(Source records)
>> start

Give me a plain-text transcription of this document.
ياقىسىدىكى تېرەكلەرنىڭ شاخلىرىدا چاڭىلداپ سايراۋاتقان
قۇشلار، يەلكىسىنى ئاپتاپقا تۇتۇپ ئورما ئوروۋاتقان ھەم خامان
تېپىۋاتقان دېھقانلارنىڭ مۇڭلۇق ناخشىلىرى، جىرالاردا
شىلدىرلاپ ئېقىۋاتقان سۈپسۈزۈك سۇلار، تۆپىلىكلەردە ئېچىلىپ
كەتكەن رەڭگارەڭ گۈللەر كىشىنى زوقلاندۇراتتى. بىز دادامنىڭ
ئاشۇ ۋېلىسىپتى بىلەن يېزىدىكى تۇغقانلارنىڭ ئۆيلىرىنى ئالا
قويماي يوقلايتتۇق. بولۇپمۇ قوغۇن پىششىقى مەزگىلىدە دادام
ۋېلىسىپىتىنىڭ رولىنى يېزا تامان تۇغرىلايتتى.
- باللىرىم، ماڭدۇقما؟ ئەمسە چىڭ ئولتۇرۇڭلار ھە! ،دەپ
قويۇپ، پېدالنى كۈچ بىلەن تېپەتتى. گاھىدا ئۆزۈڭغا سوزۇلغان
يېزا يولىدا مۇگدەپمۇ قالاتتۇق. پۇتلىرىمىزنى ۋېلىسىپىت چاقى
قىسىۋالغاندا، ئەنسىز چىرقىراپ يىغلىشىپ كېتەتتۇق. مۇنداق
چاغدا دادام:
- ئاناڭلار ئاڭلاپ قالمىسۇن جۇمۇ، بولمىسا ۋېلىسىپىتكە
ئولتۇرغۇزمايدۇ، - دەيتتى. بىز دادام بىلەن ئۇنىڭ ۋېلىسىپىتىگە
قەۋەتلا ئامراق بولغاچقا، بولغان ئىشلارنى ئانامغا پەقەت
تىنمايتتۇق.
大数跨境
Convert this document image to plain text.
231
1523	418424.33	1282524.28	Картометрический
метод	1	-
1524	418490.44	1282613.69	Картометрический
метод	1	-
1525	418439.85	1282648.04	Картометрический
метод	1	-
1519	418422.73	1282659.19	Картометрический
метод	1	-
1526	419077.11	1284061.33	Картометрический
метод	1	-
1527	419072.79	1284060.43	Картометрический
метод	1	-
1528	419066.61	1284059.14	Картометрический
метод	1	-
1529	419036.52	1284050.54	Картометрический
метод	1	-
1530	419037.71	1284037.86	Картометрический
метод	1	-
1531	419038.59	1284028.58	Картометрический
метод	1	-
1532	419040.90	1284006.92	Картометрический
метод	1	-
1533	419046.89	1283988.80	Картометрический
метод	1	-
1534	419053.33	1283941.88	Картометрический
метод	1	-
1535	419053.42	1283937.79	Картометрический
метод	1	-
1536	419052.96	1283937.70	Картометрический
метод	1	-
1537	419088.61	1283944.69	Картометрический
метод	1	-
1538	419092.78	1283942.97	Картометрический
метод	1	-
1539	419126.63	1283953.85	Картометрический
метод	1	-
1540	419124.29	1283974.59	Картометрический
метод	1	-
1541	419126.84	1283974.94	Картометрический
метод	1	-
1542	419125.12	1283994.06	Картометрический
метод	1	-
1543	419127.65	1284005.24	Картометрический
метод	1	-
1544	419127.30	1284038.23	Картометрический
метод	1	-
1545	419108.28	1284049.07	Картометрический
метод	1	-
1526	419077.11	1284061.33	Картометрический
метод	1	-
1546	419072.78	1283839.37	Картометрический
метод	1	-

>> end

TASK BRIEF =>
Restate the whole listing exactly, leaving out nothing.

SOLUTION FOR THIS PROBLEM =>
Give me a plain-text transcription of this document.
ياقىسىدىكى تېرەكلەرنىڭ شاخلىرىدا چاڭىلداپ سايراۋاتقان
قۇشلار، يەلكىسىنى ئاپتاپقا تۇتۇپ ئورما ئوروۋاتقان ھەم خامان
تېپىۋاتقان دېھقانلارنىڭ مۇڭلۇق ناخشىلىرى، جىرالاردا
شىلدىرلاپ ئېقىۋاتقان سۈپسۈزۈك سۇلار، تۆپىلىكلەردە ئېچىلىپ
كەتكەن رەڭگارەڭ گۈللەر كىشىنى زوقلاندۇراتتى. بىز دادامنىڭ
ئاشۇ ۋېلىسىپتى بىلەن يېزىدىكى تۇغقانلارنىڭ ئۆيلىرىنى ئالا
قويماي يوقلايتتۇق. بولۇپمۇ قوغۇن پىششىقى مەزگىلىدە دادام
ۋېلىسىپىتىنىڭ رولىنى يېزا تامان تۇغرىلايتتى.
- باللىرىم، ماڭدۇقما؟ ئەمسە چىڭ ئولتۇرۇڭلار ھە! ،دەپ
قويۇپ، پېدالنى كۈچ بىلەن تېپەتتى. گاھىدا ئۆزۈڭغا سوزۇلغان
يېزا يولىدا مۇگدەپمۇ قالاتتۇق. پۇتلىرىمىزنى ۋېلىسىپىت چاقى
قىسىۋالغاندا، ئەنسىز چىرقىراپ يىغلىشىپ كېتەتتۇق. مۇنداق
چاغدا دادام:
- ئاناڭلار ئاڭلاپ قالمىسۇن جۇمۇ، بولمىسا ۋېلىسىپىتكە
ئولتۇرغۇزمايدۇ، - دەيتتى. بىز دادام بىلەن ئۇنىڭ ۋېلىسىپىتىگە
قەۋەتلا ئامراق بولغاچقا، بولغان ئىشلارنى ئانامغا پەقەت
تىنمايتتۇق.
大数跨境
Convert this document image to plain text.
231
1523	418424.33	1282524.28	Картометрический
метод	1	-
1524	418490.44	1282613.69	Картометрический
метод	1	-
1525	418439.85	1282648.04	Картометрический
метод	1	-
1519	418422.73	1282659.19	Картометрический
метод	1	-
1526	419077.11	1284061.33	Картометрический
метод	1	-
1527	419072.79	1284060.43	Картометрический
метод	1	-
1528	419066.61	1284059.14	Картометрический
метод	1	-
1529	419036.52	1284050.54	Картометрический
метод	1	-
1530	419037.71	1284037.86	Картометрический
метод	1	-
1531	419038.59	1284028.58	Картометрический
метод	1	-
1532	419040.90	1284006.92	Картометрический
метод	1	-
1533	419046.89	1283988.80	Картометрический
метод	1	-
1534	419053.33	1283941.88	Картометрический
метод	1	-
1535	419053.42	1283937.79	Картометрический
метод	1	-
1536	419052.96	1283937.70	Картометрический
метод	1	-
1537	419088.61	1283944.69	Картометрический
метод	1	-
1538	419092.78	1283942.97	Картометрический
метод	1	-
1539	419126.63	1283953.85	Картометрический
метод	1	-
1540	419124.29	1283974.59	Картометрический
метод	1	-
1541	419126.84	1283974.94	Картометрический
метод	1	-
1542	419125.12	1283994.06	Картометрический
метод	1	-
1543	419127.65	1284005.24	Картометрический
метод	1	-
1544	419127.30	1284038.23	Картометрический
метод	1	-
1545	419108.28	1284049.07	Картометрический
метод	1	-
1526	419077.11	1284061.33	Картометрический
метод	1	-
1546	419072.78	1283839.37	Картометрический
метод	1	-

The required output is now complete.